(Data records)

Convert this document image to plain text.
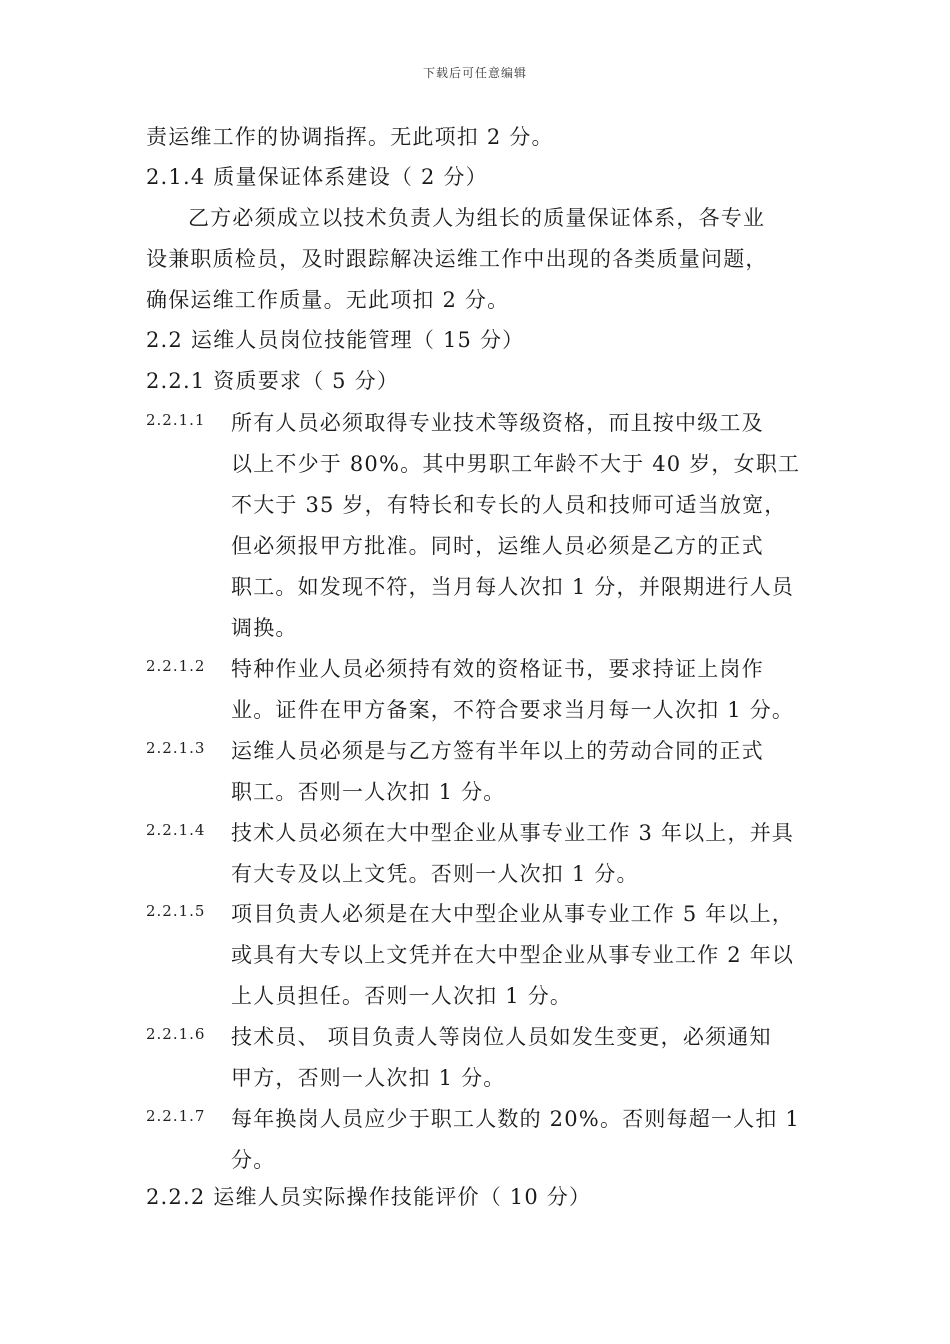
下载后可任意编辑
责运维工作的协调指挥。无此项扣 2 分。
2.1.4 质量保证体系建设（ 2 分）
乙方必须成立以技术负责人为组长的质量保证体系，各专业
设兼职质检员，及时跟踪解决运维工作中出现的各类质量问题，
确保运维工作质量。无此项扣 2 分。
2.2 运维人员岗位技能管理（ 15 分）
2.2.1 资质要求（ 5 分）
2.2.1.1 所有人员必须取得专业技术等级资格，而且按中级工及
以上不少于 80%。其中男职工年龄不大于 40 岁，女职工
不大于 35 岁，有特长和专长的人员和技师可适当放宽，
但必须报甲方批准。同时，运维人员必须是乙方的正式
职工。如发现不符，当月每人次扣 1 分，并限期进行人员
调换。
2.2.1.2 特种作业人员必须持有效的资格证书，要求持证上岗作
业。证件在甲方备案，不符合要求当月每一人次扣 1 分。
2.2.1.3 运维人员必须是与乙方签有半年以上的劳动合同的正式
职工。否则一人次扣 1 分。
2.2.1.4 技术人员必须在大中型企业从事专业工作 3 年以上，并具
有大专及以上文凭。否则一人次扣 1 分。
2.2.1.5 项目负责人必须是在大中型企业从事专业工作 5 年以上，
或具有大专以上文凭并在大中型企业从事专业工作 2 年以
上人员担任。否则一人次扣 1 分。
2.2.1.6 技术员、 项目负责人等岗位人员如发生变更，必须通知
甲方，否则一人次扣 1 分。
2.2.1.7 每年换岗人员应少于职工人数的 20%。否则每超一人扣 1
分。
2.2.2 运维人员实际操作技能评价（ 10 分）
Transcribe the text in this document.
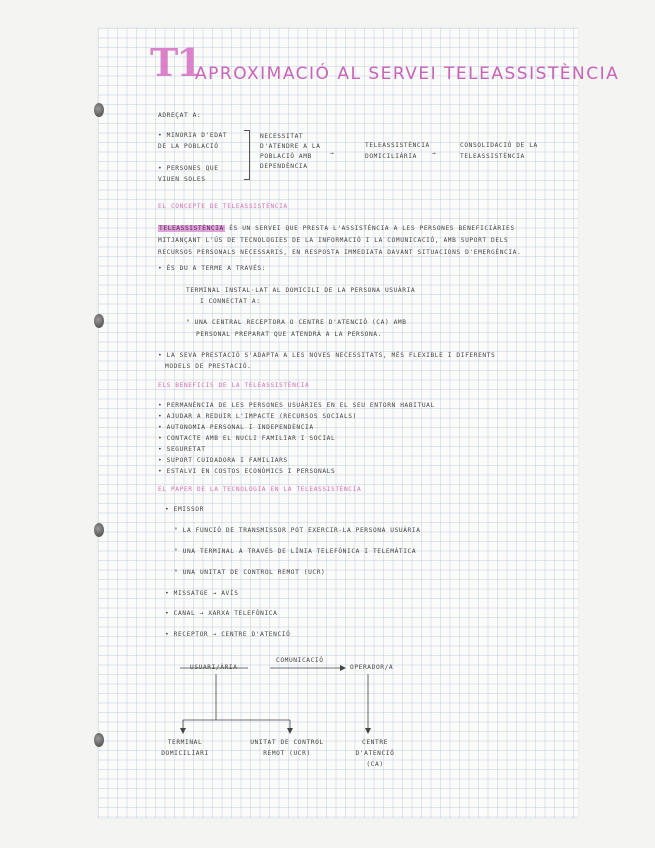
T1
APROXIMACIÓ AL SERVEI TELEASSISTÈNCIA
ADREÇAT A:
• MINORIA D'EDAT DE LA POBLACIÓ
• PERSONES QUE VIUEN SOLES
NECESSITAT D'ATENDRE A LA POBLACIÓ AMB DEPENDÈNCIA
→
TELEASSISTÈNCIA DOMICILIÀRIA	→
CONSOLIDACIÓ DE LA TELEASSISTÈNCIA
EL CONCEPTE DE TELEASSISTÈNCIA
TELEASSISTÈNCIA ÉS UN SERVEI QUE PRESTA L'ASSISTÈNCIA A LES PERSONES BENEFICIÀRIES MITJANÇANT L'ÚS DE TECNOLOGIES DE LA INFORMACIÓ I LA COMUNICACIÓ, AMB SUPORT DELS RECURSOS PERSONALS NECESSARIS, EN RESPOSTA IMMEDIATA DAVANT SITUACIONS D'EMERGÈNCIA.
• ÉS DU A TERME A TRAVÉS:
TERMINAL INSTAL·LAT AL DOMICILI DE LA PERSONA USUÀRIA
I CONNECTAT A:
° UNA CENTRAL RECEPTORA O CENTRE D'ATENCIÓ (CA) AMB
PERSONAL PREPARAT QUE ATENDRÀ A LA PERSONA.
• LA SEVA PRESTACIÓ S'ADAPTA A LES NOVES NECESSITATS, MÉS FLEXIBLE I DIFERENTS
MODELS DE PRESTACIÓ.
ELS BENEFICIS DE LA TELEASSISTÈNCIA
• PERMANÈNCIA DE LES PERSONES USUÀRIES EN EL SEU ENTORN HABITUAL
• AJUDAR A REDUIR L'IMPACTE (RECURSOS SOCIALS)
• AUTONOMIA PERSONAL I INDEPENDÈNCIA
• CONTACTE AMB EL NUCLI FAMILIAR I SOCIAL
• SEGURETAT
• SUPORT CUIDADORA I FAMILIARS
• ESTALVI EN COSTOS ECONÒMICS I PERSONALS
EL PAPER DE LA TECNOLOGIA EN LA TELEASSISTÈNCIA
• EMISSOR
° LA FUNCIÓ DE TRANSMISSOR POT EXERCIR-LA PERSONA USUÀRIA
° UNA TERMINAL A TRAVÉS DE LÍNIA TELEFÒNICA I TELEMÀTICA
° UNA UNITAT DE CONTROL REMOT (UCR)
• MISSATGE → AVÍS
• CANAL → XARXA TELEFÒNICA
• RECEPTOR → CENTRE D'ATENCIÓ
USUARI/ÀRIA
COMUNICACIÓ
OPERADOR/A
TERMINAL DOMICILIARI
UNITAT DE CONTROL REMOT (UCR)
CENTRE D'ATENCIÓ (CA)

Prompt >> From the listing, copy each line containing the word "USUÀRIA".

Solution to this problem >>
TERMINAL INSTAL·LAT AL DOMICILI DE LA PERSONA USUÀRIA
° LA FUNCIÓ DE TRANSMISSOR POT EXERCIR-LA PERSONA USUÀRIA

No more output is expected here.